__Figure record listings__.
####

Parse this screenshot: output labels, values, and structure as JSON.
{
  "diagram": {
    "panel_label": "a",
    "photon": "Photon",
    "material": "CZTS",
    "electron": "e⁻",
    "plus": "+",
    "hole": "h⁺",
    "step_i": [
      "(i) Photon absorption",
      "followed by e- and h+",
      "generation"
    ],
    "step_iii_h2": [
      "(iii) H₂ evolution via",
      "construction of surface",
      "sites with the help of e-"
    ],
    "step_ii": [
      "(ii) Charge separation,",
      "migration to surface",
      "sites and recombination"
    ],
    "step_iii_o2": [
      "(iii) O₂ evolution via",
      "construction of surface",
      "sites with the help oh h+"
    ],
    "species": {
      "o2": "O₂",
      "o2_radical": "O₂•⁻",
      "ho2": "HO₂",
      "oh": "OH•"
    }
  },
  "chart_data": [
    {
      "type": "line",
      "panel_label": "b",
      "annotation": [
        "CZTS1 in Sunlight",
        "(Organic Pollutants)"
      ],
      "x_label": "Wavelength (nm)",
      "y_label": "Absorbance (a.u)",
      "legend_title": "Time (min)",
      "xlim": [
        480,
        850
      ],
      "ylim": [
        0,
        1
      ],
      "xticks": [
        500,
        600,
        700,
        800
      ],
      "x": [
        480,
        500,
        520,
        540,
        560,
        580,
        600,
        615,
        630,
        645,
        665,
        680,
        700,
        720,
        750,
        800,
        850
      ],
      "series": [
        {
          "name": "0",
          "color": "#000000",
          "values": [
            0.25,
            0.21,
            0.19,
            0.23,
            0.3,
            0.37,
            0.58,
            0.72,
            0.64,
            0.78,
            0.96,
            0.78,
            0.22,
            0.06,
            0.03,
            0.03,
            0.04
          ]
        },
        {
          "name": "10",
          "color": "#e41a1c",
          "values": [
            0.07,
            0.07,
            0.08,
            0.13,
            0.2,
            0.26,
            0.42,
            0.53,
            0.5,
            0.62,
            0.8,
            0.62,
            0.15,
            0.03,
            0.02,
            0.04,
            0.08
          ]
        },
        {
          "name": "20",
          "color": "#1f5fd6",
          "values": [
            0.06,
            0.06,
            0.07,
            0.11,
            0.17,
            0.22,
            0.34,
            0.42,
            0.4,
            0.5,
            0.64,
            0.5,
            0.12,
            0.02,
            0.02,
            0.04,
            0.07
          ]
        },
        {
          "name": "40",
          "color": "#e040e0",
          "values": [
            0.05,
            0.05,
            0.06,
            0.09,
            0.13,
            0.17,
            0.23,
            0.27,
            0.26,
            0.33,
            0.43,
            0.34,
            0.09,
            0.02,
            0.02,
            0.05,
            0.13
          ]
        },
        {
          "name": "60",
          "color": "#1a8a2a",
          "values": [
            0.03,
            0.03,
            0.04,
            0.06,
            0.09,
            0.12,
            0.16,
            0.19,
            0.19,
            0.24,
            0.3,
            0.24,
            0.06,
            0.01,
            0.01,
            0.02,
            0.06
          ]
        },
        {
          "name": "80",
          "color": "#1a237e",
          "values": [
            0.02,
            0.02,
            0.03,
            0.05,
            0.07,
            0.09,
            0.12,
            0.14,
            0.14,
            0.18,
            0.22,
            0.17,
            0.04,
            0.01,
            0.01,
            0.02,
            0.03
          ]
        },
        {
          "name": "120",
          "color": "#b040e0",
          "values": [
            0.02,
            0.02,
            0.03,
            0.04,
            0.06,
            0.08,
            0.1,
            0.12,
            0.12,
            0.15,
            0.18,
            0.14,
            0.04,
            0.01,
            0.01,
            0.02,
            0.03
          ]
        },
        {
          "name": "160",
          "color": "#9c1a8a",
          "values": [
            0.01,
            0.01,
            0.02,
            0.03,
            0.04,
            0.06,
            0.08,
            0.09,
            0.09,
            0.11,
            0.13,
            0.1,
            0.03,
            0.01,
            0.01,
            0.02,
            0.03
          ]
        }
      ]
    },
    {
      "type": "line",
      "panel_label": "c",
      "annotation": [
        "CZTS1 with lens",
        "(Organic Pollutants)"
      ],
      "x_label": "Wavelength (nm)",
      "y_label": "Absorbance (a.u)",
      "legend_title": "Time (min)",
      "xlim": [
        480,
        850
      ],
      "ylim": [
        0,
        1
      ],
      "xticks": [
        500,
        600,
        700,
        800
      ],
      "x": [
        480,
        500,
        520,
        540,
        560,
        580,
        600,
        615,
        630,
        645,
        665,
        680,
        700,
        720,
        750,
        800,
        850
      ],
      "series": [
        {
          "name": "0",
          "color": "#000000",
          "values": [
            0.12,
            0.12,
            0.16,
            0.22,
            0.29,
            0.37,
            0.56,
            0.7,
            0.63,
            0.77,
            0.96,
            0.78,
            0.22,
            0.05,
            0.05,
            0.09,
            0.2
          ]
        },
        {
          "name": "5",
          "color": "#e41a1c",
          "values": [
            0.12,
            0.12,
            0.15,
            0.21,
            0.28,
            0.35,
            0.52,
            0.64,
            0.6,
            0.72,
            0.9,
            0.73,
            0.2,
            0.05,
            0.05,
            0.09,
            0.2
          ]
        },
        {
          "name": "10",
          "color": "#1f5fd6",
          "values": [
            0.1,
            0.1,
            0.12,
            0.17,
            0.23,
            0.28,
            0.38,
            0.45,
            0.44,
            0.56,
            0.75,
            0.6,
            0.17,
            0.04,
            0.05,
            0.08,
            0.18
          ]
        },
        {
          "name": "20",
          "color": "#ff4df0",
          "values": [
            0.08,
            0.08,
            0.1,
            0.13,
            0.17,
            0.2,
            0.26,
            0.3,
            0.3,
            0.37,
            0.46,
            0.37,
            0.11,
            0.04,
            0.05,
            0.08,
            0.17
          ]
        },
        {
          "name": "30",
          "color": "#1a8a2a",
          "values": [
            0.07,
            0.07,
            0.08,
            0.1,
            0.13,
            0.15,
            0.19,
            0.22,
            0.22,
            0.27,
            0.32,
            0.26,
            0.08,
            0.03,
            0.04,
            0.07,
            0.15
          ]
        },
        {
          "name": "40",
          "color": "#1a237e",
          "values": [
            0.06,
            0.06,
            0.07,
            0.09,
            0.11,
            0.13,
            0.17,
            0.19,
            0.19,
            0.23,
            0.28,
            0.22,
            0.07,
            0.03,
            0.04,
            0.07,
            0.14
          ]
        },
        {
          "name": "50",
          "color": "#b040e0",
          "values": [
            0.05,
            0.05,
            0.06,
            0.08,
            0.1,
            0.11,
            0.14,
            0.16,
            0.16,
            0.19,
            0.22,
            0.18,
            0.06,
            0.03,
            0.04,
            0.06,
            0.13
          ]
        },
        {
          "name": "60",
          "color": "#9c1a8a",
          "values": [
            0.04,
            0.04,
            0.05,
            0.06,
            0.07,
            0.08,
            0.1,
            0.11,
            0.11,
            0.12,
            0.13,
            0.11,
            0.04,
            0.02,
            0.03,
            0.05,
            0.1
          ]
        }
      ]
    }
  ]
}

####

__Stated exercise__. Copy all the entries verbatim.

__Written answer__.
Parse this screenshot: output labels, values, and structure as JSON.
{
  "diagram": {
    "panel_label": "a",
    "photon": "Photon",
    "material": "CZTS",
    "electron": "e⁻",
    "plus": "+",
    "hole": "h⁺",
    "step_i": [
      "(i) Photon absorption",
      "followed by e- and h+",
      "generation"
    ],
    "step_iii_h2": [
      "(iii) H₂ evolution via",
      "construction of surface",
      "sites with the help of e-"
    ],
    "step_ii": [
      "(ii) Charge separation,",
      "migration to surface",
      "sites and recombination"
    ],
    "step_iii_o2": [
      "(iii) O₂ evolution via",
      "construction of surface",
      "sites with the help oh h+"
    ],
    "species": {
      "o2": "O₂",
      "o2_radical": "O₂•⁻",
      "ho2": "HO₂",
      "oh": "OH•"
    }
  },
  "chart_data": [
    {
      "type": "line",
      "panel_label": "b",
      "annotation": [
        "CZTS1 in Sunlight",
        "(Organic Pollutants)"
      ],
      "x_label": "Wavelength (nm)",
      "y_label": "Absorbance (a.u)",
      "legend_title": "Time (min)",
      "xlim": [
        480,
        850
      ],
      "ylim": [
        0,
        1
      ],
      "xticks": [
        500,
        600,
        700,
        800
      ],
      "x": [
        480,
        500,
        520,
        540,
        560,
        580,
        600,
        615,
        630,
        645,
        665,
        680,
        700,
        720,
        750,
        800,
        850
      ],
      "series": [
        {
          "name": "0",
          "color": "#000000",
          "values": [
            0.25,
            0.21,
            0.19,
            0.23,
            0.3,
            0.37,
            0.58,
            0.72,
            0.64,
            0.78,
            0.96,
            0.78,
            0.22,
            0.06,
            0.03,
            0.03,
            0.04
          ]
        },
        {
          "name": "10",
          "color": "#e41a1c",
          "values": [
            0.07,
            0.07,
            0.08,
            0.13,
            0.2,
            0.26,
            0.42,
            0.53,
            0.5,
            0.62,
            0.8,
            0.62,
            0.15,
            0.03,
            0.02,
            0.04,
            0.08
          ]
        },
        {
          "name": "20",
          "color": "#1f5fd6",
          "values": [
            0.06,
            0.06,
            0.07,
            0.11,
            0.17,
            0.22,
            0.34,
            0.42,
            0.4,
            0.5,
            0.64,
            0.5,
            0.12,
            0.02,
            0.02,
            0.04,
            0.07
          ]
        },
        {
          "name": "40",
          "color": "#e040e0",
          "values": [
            0.05,
            0.05,
            0.06,
            0.09,
            0.13,
            0.17,
            0.23,
            0.27,
            0.26,
            0.33,
            0.43,
            0.34,
            0.09,
            0.02,
            0.02,
            0.05,
            0.13
          ]
        },
        {
          "name": "60",
          "color": "#1a8a2a",
          "values": [
            0.03,
            0.03,
            0.04,
            0.06,
            0.09,
            0.12,
            0.16,
            0.19,
            0.19,
            0.24,
            0.3,
            0.24,
            0.06,
            0.01,
            0.01,
            0.02,
            0.06
          ]
        },
        {
          "name": "80",
          "color": "#1a237e",
          "values": [
            0.02,
            0.02,
            0.03,
            0.05,
            0.07,
            0.09,
            0.12,
            0.14,
            0.14,
            0.18,
            0.22,
            0.17,
            0.04,
            0.01,
            0.01,
            0.02,
            0.03
          ]
        },
        {
          "name": "120",
          "color": "#b040e0",
          "values": [
            0.02,
            0.02,
            0.03,
            0.04,
            0.06,
            0.08,
            0.1,
            0.12,
            0.12,
            0.15,
            0.18,
            0.14,
            0.04,
            0.01,
            0.01,
            0.02,
            0.03
          ]
        },
        {
          "name": "160",
          "color": "#9c1a8a",
          "values": [
            0.01,
            0.01,
            0.02,
            0.03,
            0.04,
            0.06,
            0.08,
            0.09,
            0.09,
            0.11,
            0.13,
            0.1,
            0.03,
            0.01,
            0.01,
            0.02,
            0.03
          ]
        }
      ]
    },
    {
      "type": "line",
      "panel_label": "c",
      "annotation": [
        "CZTS1 with lens",
        "(Organic Pollutants)"
      ],
      "x_label": "Wavelength (nm)",
      "y_label": "Absorbance (a.u)",
      "legend_title": "Time (min)",
      "xlim": [
        480,
        850
      ],
      "ylim": [
        0,
        1
      ],
      "xticks": [
        500,
        600,
        700,
        800
      ],
      "x": [
        480,
        500,
        520,
        540,
        560,
        580,
        600,
        615,
        630,
        645,
        665,
        680,
        700,
        720,
        750,
        800,
        850
      ],
      "series": [
        {
          "name": "0",
          "color": "#000000",
          "values": [
            0.12,
            0.12,
            0.16,
            0.22,
            0.29,
            0.37,
            0.56,
            0.7,
            0.63,
            0.77,
            0.96,
            0.78,
            0.22,
            0.05,
            0.05,
            0.09,
            0.2
          ]
        },
        {
          "name": "5",
          "color": "#e41a1c",
          "values": [
            0.12,
            0.12,
            0.15,
            0.21,
            0.28,
            0.35,
            0.52,
            0.64,
            0.6,
            0.72,
            0.9,
            0.73,
            0.2,
            0.05,
            0.05,
            0.09,
            0.2
          ]
        },
        {
          "name": "10",
          "color": "#1f5fd6",
          "values": [
            0.1,
            0.1,
            0.12,
            0.17,
            0.23,
            0.28,
            0.38,
            0.45,
            0.44,
            0.56,
            0.75,
            0.6,
            0.17,
            0.04,
            0.05,
            0.08,
            0.18
          ]
        },
        {
          "name": "20",
          "color": "#ff4df0",
          "values": [
            0.08,
            0.08,
            0.1,
            0.13,
            0.17,
            0.2,
            0.26,
            0.3,
            0.3,
            0.37,
            0.46,
            0.37,
            0.11,
            0.04,
            0.05,
            0.08,
            0.17
          ]
        },
        {
          "name": "30",
          "color": "#1a8a2a",
          "values": [
            0.07,
            0.07,
            0.08,
            0.1,
            0.13,
            0.15,
            0.19,
            0.22,
            0.22,
            0.27,
            0.32,
            0.26,
            0.08,
            0.03,
            0.04,
            0.07,
            0.15
          ]
        },
        {
          "name": "40",
          "color": "#1a237e",
          "values": [
            0.06,
            0.06,
            0.07,
            0.09,
            0.11,
            0.13,
            0.17,
            0.19,
            0.19,
            0.23,
            0.28,
            0.22,
            0.07,
            0.03,
            0.04,
            0.07,
            0.14
          ]
        },
        {
          "name": "50",
          "color": "#b040e0",
          "values": [
            0.05,
            0.05,
            0.06,
            0.08,
            0.1,
            0.11,
            0.14,
            0.16,
            0.16,
            0.19,
            0.22,
            0.18,
            0.06,
            0.03,
            0.04,
            0.06,
            0.13
          ]
        },
        {
          "name": "60",
          "color": "#9c1a8a",
          "values": [
            0.04,
            0.04,
            0.05,
            0.06,
            0.07,
            0.08,
            0.1,
            0.11,
            0.11,
            0.12,
            0.13,
            0.11,
            0.04,
            0.02,
            0.03,
            0.05,
            0.1
          ]
        }
      ]
    }
  ]
}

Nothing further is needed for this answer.